Skip the images and return the records below exactly.

----- Information given

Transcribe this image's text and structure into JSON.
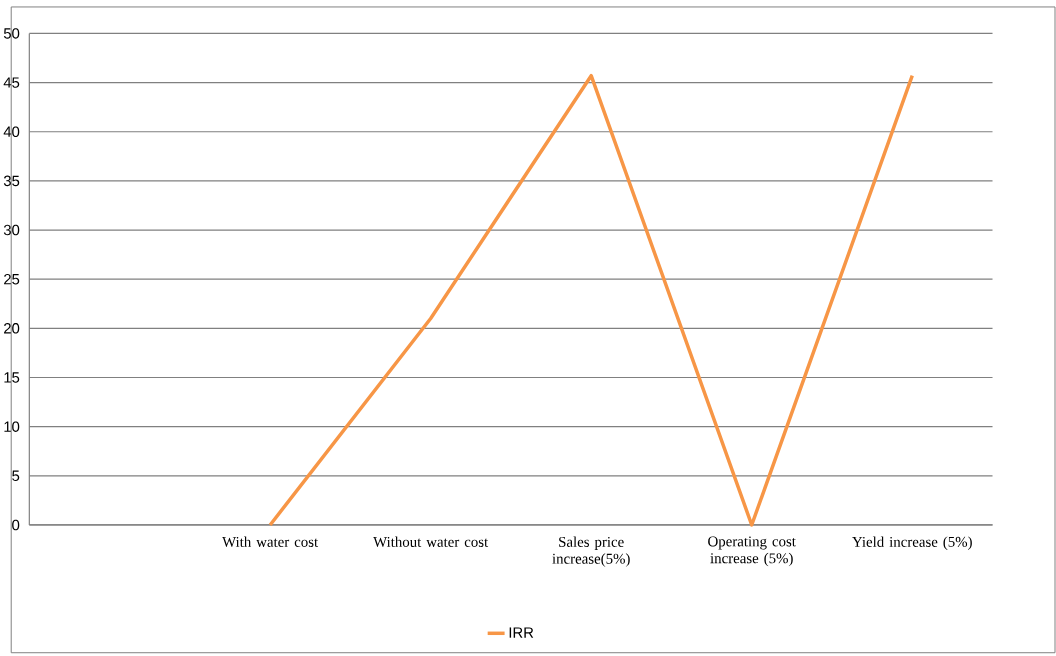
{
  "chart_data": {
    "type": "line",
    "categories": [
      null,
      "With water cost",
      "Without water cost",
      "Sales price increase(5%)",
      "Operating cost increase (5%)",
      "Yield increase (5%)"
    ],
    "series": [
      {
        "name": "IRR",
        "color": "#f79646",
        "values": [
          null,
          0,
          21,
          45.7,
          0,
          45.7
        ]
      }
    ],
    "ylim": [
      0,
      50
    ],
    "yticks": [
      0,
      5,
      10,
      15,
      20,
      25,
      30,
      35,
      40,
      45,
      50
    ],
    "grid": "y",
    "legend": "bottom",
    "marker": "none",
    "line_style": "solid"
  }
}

----------

_Response to the task_:
Transcribe this image's text and structure into JSON.
{
  "chart_data": {
    "type": "line",
    "categories": [
      null,
      "With water cost",
      "Without water cost",
      "Sales price increase(5%)",
      "Operating cost increase (5%)",
      "Yield increase (5%)"
    ],
    "series": [
      {
        "name": "IRR",
        "color": "#f79646",
        "values": [
          null,
          0,
          21,
          45.7,
          0,
          45.7
        ]
      }
    ],
    "ylim": [
      0,
      50
    ],
    "yticks": [
      0,
      5,
      10,
      15,
      20,
      25,
      30,
      35,
      40,
      45,
      50
    ],
    "grid": "y",
    "legend": "bottom",
    "marker": "none",
    "line_style": "solid"
  }
}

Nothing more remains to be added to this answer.